Records from a collection:
════

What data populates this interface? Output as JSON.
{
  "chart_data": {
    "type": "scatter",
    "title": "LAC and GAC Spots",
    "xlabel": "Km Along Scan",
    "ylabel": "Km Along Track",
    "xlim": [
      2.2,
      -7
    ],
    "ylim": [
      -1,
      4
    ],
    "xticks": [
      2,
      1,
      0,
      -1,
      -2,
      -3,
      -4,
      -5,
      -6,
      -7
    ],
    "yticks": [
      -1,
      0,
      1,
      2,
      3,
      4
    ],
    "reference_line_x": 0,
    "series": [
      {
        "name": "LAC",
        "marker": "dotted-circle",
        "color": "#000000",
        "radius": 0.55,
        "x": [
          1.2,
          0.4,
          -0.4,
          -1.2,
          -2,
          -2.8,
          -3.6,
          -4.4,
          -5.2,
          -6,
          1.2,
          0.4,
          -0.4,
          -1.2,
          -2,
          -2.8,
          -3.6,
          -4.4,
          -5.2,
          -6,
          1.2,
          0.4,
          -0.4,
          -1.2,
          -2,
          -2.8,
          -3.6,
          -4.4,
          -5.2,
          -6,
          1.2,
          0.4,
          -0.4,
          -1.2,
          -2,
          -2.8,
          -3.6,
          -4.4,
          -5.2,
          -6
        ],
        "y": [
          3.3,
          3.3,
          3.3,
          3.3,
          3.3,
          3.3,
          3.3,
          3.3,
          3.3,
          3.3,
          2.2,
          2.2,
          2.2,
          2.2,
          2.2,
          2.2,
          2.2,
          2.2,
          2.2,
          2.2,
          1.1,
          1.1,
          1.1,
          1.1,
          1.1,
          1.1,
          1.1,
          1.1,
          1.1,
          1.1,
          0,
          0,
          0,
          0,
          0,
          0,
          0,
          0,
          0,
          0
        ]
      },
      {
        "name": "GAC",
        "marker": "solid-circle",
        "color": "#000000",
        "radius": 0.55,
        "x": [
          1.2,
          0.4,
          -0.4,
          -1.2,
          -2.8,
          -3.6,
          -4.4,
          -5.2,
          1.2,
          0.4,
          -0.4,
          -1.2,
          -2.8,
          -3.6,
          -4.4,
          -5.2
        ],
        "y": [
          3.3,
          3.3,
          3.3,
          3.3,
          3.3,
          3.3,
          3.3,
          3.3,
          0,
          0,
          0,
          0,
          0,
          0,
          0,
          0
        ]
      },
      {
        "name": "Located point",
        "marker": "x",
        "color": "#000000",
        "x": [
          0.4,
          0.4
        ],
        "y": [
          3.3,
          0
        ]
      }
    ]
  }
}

════

Gather up the lines that contain the word "marker".

**FINAL ANSWER**:
        "marker": "dotted-circle",
        "marker": "solid-circle",
        "marker": "x",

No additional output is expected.